● **Yönergeler**
A: Gezi yazısına göre ilk gece Cunda adasında hangi otelde kalındı?
B: Gezi yazısında "Tabii bu gün" sözlerinin geçtiği yerle açılıp "karın ağrısı çektim." sözleriyle kapanan bölümü hiçbir değişiklik yapmadan yazın.

___ Sayfa ___

Artık Egeli oldum ya, Hacette sınıfımızın Ege taifesine dahil oldum. Bu arkadaşlar, son yıllarda, birkaç ayda bir toplanıp, bir hafta sonu geçiriyorlarmış. Bu kez de Marmaris’te (Servet Baysal’ın ev sahipliğinde) bir hafta sonu geçirmeye karar verilmiş. Semra Haver Uğurgelen ile birlikte mademki bu kadar yol gideceğiz, bari biraz da çevreyi gezelim düşüncesi ile mini bir tatil planı yaptık.
İlk gece Ayvalık, Cunda adasında Özerbey Konağı isimli çok hoş bir butik otelde kaldık. Otel, birkaç ay öncesine kadar içinde yaşayan aile tarafından işletiliyor. İnanılmaz temiz ve nezih bir oteldi. Kadıncağız bizimle evine gelmiş misafirmişiz gibi ilgilendi, benim endokrinolog olduğumu öğrenince ana kız diabet olduklarını söyledi. Uzun uzadıya danışmanlık yaptım.
Cunda adasında, Koç müzeleri özellikle eski binaların başarılı restorasyonları açısından övgüye layık. Bu arada bize yol göstermek için kendilerini paralayan iki çocuk (Ege ve Ada) ve köpeklerine de sevgiler gönderiyorum.
Tabii bu gün Ege tatları, balık, meze derken gurme yolculuğumuza da attığımız ilk adım oldu. O gün daha önce hiç tatmadığım paulina gibi bir ismi olan balık yedik. O kadar yiyince gece sabaha kadar karın ağrısı çektim.
O gece o kadar çok yağmur yağmıştı ki sabah, adayı karaya bağlayan köprü tamamen sular altında kalmıştı. Arabama suda da gidebildiğine göre ‘’taka’’ plakası takmak istiyorum artık.
Ayvalık’tan, Marmaris’e bir hayli yol var, bir ara tuvalete gitmem lazım, Semra’ya hadi bir çay çorba molası verelim diyorum, o bana sabah çok güzel kahvaltı yaptık, henüz acıkmadım diyor. Bu sefer de hadi çiş çay çorba yani çiçaço molası verelim diyorum. Semra kahkahayı patlatıyor. İlk çiçaço molamızı Çine’de verdik, vallahi kafiye için değil, öyle denk geldi.

___ Sağlanan veriler ___

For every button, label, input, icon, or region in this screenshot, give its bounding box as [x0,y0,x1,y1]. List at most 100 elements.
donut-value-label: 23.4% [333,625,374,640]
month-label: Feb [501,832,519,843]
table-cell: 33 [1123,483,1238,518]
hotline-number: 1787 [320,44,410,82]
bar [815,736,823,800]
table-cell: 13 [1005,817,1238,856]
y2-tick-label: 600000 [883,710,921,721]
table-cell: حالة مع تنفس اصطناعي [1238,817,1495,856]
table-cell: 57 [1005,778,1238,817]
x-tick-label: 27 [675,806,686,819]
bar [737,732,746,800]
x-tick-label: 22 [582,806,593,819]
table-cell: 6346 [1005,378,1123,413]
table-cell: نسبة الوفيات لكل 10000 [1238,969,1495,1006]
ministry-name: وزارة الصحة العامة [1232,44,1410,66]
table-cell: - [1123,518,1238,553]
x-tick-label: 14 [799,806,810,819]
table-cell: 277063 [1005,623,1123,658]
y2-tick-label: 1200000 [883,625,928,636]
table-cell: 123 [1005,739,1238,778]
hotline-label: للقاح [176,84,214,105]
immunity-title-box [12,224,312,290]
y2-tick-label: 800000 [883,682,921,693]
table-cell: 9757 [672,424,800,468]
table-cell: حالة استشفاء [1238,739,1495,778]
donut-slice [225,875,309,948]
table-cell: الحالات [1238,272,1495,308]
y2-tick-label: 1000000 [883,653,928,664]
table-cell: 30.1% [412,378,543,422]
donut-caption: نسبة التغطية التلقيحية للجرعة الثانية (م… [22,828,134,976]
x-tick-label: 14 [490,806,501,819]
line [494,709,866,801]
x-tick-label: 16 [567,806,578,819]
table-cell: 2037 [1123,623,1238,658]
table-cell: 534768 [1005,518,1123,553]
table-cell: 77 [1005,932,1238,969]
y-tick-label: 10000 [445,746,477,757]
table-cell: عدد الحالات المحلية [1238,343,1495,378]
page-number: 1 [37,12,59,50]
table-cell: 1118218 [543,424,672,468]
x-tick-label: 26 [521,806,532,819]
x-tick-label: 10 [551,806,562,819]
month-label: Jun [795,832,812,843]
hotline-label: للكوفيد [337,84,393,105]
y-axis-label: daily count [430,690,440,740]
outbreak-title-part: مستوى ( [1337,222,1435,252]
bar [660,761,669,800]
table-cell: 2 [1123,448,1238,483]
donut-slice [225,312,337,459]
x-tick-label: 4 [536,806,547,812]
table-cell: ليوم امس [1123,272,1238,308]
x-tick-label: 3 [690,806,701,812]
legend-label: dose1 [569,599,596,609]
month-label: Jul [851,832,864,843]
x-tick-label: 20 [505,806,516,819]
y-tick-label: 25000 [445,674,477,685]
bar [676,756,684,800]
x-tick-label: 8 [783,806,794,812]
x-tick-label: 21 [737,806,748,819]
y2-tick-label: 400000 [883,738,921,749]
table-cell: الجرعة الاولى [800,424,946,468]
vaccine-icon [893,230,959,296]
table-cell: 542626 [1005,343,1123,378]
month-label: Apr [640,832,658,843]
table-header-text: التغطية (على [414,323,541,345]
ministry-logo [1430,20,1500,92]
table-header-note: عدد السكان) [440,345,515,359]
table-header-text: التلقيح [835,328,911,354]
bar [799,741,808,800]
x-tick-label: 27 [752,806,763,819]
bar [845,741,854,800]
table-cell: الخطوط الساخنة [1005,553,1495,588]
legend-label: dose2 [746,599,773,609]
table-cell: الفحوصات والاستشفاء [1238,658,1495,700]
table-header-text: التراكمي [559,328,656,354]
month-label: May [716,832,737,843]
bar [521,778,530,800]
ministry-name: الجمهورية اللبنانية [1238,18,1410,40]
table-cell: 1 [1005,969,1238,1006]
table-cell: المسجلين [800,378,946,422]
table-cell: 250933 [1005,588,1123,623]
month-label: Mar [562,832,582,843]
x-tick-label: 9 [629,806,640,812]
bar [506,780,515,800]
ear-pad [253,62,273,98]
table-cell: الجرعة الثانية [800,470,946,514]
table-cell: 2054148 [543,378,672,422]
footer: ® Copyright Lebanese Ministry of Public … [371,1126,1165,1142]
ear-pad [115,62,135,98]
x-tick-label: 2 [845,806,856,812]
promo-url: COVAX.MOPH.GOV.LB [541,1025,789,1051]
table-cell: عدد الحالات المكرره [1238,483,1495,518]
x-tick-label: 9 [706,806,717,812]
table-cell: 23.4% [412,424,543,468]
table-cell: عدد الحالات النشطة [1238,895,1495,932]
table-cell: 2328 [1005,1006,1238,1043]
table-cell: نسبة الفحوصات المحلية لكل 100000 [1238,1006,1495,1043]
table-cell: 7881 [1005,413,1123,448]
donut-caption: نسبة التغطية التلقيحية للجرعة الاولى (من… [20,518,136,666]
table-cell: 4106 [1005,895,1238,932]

___
___ Sağlanan veriler ___

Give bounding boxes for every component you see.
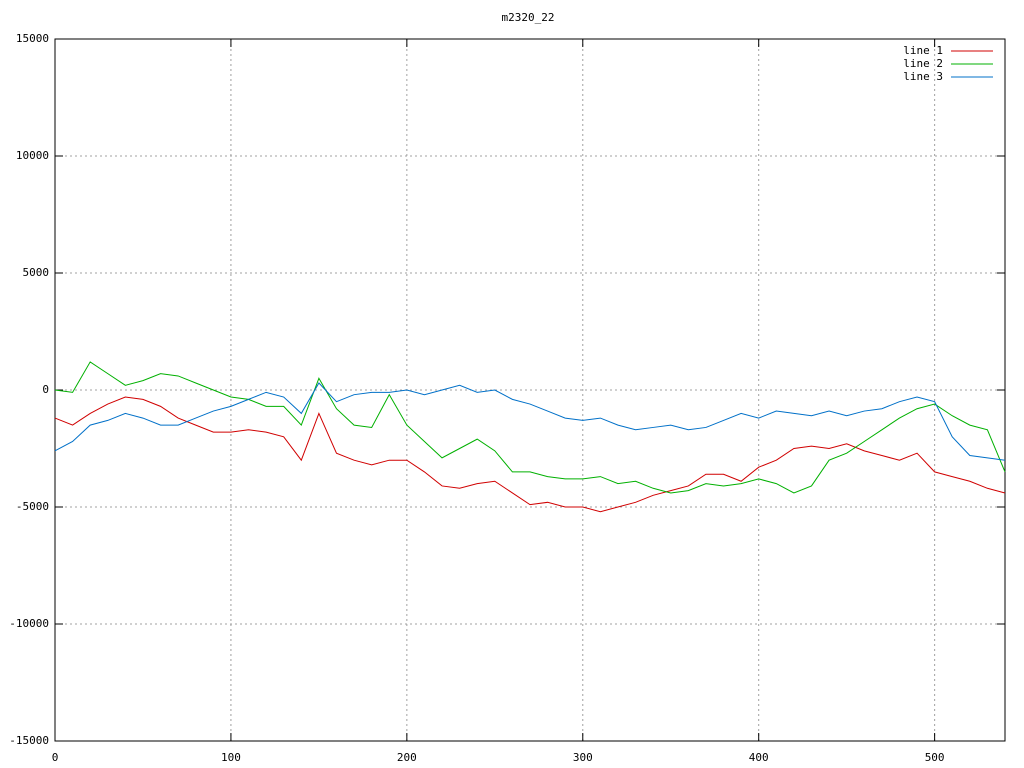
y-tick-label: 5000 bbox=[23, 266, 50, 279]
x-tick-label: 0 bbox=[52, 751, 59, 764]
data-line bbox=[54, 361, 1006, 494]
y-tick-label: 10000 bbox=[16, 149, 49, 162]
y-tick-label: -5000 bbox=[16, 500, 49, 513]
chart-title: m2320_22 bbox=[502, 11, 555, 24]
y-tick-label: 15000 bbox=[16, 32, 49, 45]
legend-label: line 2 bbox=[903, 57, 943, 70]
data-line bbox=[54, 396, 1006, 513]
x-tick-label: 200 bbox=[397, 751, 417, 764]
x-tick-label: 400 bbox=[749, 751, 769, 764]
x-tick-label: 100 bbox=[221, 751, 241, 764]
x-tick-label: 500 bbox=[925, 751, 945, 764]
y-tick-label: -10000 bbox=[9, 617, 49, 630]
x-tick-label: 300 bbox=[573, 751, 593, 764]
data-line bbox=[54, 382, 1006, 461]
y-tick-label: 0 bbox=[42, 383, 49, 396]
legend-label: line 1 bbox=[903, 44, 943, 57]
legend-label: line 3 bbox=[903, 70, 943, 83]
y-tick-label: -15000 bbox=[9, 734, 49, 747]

___
___ Sağlanan veriler ___

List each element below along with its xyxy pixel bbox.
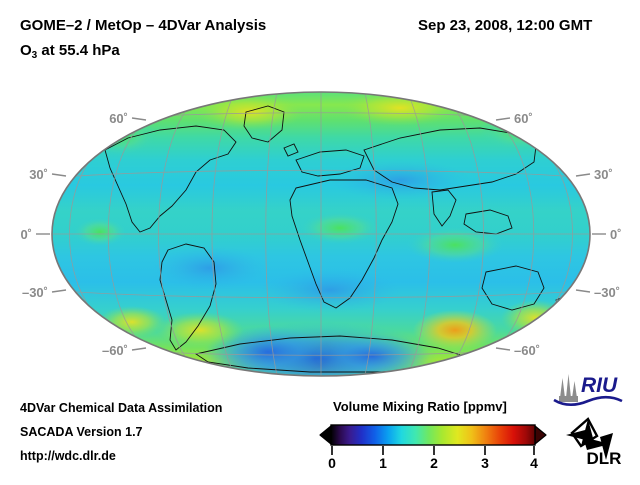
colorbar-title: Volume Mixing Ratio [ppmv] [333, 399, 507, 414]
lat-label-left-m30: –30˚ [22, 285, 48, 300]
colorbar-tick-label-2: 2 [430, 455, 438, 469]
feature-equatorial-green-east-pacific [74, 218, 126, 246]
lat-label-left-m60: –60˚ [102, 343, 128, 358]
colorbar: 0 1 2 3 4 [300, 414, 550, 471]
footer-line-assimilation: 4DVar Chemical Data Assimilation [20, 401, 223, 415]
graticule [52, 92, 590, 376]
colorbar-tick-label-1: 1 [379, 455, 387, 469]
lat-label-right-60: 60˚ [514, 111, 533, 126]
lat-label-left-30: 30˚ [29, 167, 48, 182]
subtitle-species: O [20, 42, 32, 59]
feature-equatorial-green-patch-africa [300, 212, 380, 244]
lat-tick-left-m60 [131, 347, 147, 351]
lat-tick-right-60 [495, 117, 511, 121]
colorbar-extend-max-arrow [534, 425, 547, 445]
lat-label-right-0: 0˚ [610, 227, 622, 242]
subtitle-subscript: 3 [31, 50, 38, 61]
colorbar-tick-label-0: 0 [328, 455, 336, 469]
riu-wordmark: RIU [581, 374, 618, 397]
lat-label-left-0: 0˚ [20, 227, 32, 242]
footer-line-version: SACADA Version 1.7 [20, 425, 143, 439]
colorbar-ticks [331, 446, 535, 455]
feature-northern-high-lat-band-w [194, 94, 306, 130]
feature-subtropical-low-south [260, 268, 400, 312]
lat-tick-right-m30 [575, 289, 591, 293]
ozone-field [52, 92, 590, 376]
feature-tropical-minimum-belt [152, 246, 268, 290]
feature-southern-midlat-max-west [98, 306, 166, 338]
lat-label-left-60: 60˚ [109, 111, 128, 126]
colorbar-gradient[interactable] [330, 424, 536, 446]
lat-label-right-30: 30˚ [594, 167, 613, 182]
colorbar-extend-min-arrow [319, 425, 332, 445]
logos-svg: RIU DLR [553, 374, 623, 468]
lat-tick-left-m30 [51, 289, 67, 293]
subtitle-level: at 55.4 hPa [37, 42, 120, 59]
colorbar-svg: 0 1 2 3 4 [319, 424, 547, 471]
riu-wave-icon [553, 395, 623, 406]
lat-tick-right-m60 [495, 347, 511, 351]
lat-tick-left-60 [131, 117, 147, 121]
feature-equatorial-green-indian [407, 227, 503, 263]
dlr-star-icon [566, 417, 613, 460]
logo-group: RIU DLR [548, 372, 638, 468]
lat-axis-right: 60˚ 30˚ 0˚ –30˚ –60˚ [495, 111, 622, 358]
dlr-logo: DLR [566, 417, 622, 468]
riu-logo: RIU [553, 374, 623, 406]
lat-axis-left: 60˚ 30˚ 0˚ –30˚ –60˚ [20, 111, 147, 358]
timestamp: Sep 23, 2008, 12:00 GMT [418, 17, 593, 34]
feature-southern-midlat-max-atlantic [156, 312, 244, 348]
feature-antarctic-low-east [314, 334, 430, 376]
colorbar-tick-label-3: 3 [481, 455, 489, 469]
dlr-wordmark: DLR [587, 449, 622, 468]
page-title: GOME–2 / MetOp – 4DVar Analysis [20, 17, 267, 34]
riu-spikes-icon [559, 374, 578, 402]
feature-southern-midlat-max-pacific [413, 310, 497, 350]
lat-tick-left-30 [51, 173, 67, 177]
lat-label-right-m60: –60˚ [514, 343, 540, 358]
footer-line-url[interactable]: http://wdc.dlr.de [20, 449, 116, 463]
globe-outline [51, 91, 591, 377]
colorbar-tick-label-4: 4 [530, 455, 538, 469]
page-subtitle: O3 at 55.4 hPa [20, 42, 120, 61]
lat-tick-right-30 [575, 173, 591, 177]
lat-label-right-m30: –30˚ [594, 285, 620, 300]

___

● **Görev yanıtları**
A: Özerbey Konağı isimli butik otelde kalındı.

B:
Tabii bu gün Ege tatları, balık, meze derken gurme yolculuğumuza da attığımız ilk adım oldu. O gün daha önce hiç tatmadığım paulina gibi bir ismi olan balık yedik. O kadar yiyince gece sabaha kadar karın ağrısı çektim.